◆ Requirements: Images are not part of the copy; write out the rest of the data exactly as given.
··········
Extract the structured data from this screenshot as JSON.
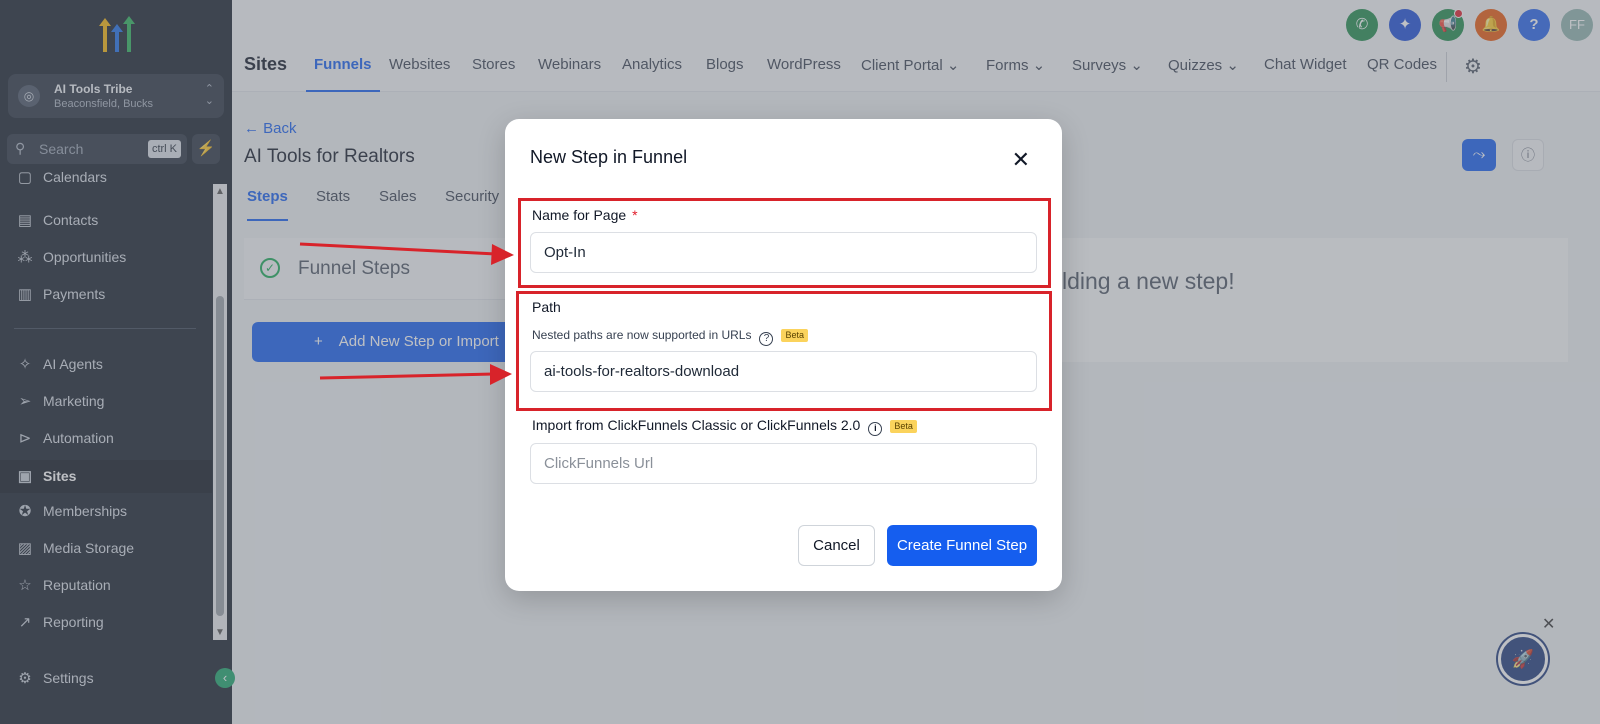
{
  "account": {
    "name": "AI Tools Tribe",
    "location": "Beaconsfield, Bucks"
  },
  "search": {
    "label": "Search",
    "shortcut": "ctrl K"
  },
  "sidebar": {
    "items": [
      {
        "label": "Calendars",
        "icon": "calendar-icon"
      },
      {
        "label": "Contacts",
        "icon": "contacts-icon"
      },
      {
        "label": "Opportunities",
        "icon": "opportunities-icon"
      },
      {
        "label": "Payments",
        "icon": "payments-icon"
      },
      {
        "label": "AI Agents",
        "icon": "sparkle-icon"
      },
      {
        "label": "Marketing",
        "icon": "send-icon"
      },
      {
        "label": "Automation",
        "icon": "play-circle-icon"
      },
      {
        "label": "Sites",
        "icon": "browser-icon"
      },
      {
        "label": "Memberships",
        "icon": "badge-icon"
      },
      {
        "label": "Media Storage",
        "icon": "image-icon"
      },
      {
        "label": "Reputation",
        "icon": "star-icon"
      },
      {
        "label": "Reporting",
        "icon": "trend-icon"
      },
      {
        "label": "Settings",
        "icon": "gear-icon"
      }
    ]
  },
  "header": {
    "title": "Sites",
    "avatar": "FF",
    "tabs": [
      "Funnels",
      "Websites",
      "Stores",
      "Webinars",
      "Analytics",
      "Blogs",
      "WordPress",
      "Client Portal",
      "Forms",
      "Surveys",
      "Quizzes",
      "Chat Widget",
      "QR Codes"
    ],
    "icon_colors": {
      "phone": "#1f8a4c",
      "sparkle": "#1d4ed8",
      "megaphone": "#1f8a4c",
      "bell": "#ea580c",
      "help": "#2563eb",
      "avatar": "#8fb3ad"
    }
  },
  "page": {
    "back": "← Back",
    "title": "AI Tools for Realtors",
    "subtabs": [
      "Steps",
      "Stats",
      "Sales",
      "Security"
    ],
    "funnel_steps_label": "Funnel Steps",
    "add_step_label": "Add New Step or Import",
    "empty_message": "lding a new step!"
  },
  "modal": {
    "title": "New Step in Funnel",
    "name_label": "Name for Page",
    "name_required": "*",
    "name_value": "Opt-In",
    "path_label": "Path",
    "path_helper": "Nested paths are now supported in URLs",
    "beta": "Beta",
    "path_value": "ai-tools-for-realtors-download",
    "import_label": "Import from ClickFunnels Classic or ClickFunnels 2.0",
    "import_placeholder": "ClickFunnels Url",
    "cancel": "Cancel",
    "create": "Create Funnel Step"
  },
  "colors": {
    "accent": "#155eef",
    "annotation": "#d8232a",
    "sidebar_bg": "#17202d"
  }
}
··········
◆ Task solution:
Extract the structured data from this screenshot as JSON.
{
  "account": {
    "name": "AI Tools Tribe",
    "location": "Beaconsfield, Bucks"
  },
  "search": {
    "label": "Search",
    "shortcut": "ctrl K"
  },
  "sidebar": {
    "items": [
      {
        "label": "Calendars",
        "icon": "calendar-icon"
      },
      {
        "label": "Contacts",
        "icon": "contacts-icon"
      },
      {
        "label": "Opportunities",
        "icon": "opportunities-icon"
      },
      {
        "label": "Payments",
        "icon": "payments-icon"
      },
      {
        "label": "AI Agents",
        "icon": "sparkle-icon"
      },
      {
        "label": "Marketing",
        "icon": "send-icon"
      },
      {
        "label": "Automation",
        "icon": "play-circle-icon"
      },
      {
        "label": "Sites",
        "icon": "browser-icon"
      },
      {
        "label": "Memberships",
        "icon": "badge-icon"
      },
      {
        "label": "Media Storage",
        "icon": "image-icon"
      },
      {
        "label": "Reputation",
        "icon": "star-icon"
      },
      {
        "label": "Reporting",
        "icon": "trend-icon"
      },
      {
        "label": "Settings",
        "icon": "gear-icon"
      }
    ]
  },
  "header": {
    "title": "Sites",
    "avatar": "FF",
    "tabs": [
      "Funnels",
      "Websites",
      "Stores",
      "Webinars",
      "Analytics",
      "Blogs",
      "WordPress",
      "Client Portal",
      "Forms",
      "Surveys",
      "Quizzes",
      "Chat Widget",
      "QR Codes"
    ],
    "icon_colors": {
      "phone": "#1f8a4c",
      "sparkle": "#1d4ed8",
      "megaphone": "#1f8a4c",
      "bell": "#ea580c",
      "help": "#2563eb",
      "avatar": "#8fb3ad"
    }
  },
  "page": {
    "back": "← Back",
    "title": "AI Tools for Realtors",
    "subtabs": [
      "Steps",
      "Stats",
      "Sales",
      "Security"
    ],
    "funnel_steps_label": "Funnel Steps",
    "add_step_label": "Add New Step or Import",
    "empty_message": "lding a new step!"
  },
  "modal": {
    "title": "New Step in Funnel",
    "name_label": "Name for Page",
    "name_required": "*",
    "name_value": "Opt-In",
    "path_label": "Path",
    "path_helper": "Nested paths are now supported in URLs",
    "beta": "Beta",
    "path_value": "ai-tools-for-realtors-download",
    "import_label": "Import from ClickFunnels Classic or ClickFunnels 2.0",
    "import_placeholder": "ClickFunnels Url",
    "cancel": "Cancel",
    "create": "Create Funnel Step"
  },
  "colors": {
    "accent": "#155eef",
    "annotation": "#d8232a",
    "sidebar_bg": "#17202d"
  }
}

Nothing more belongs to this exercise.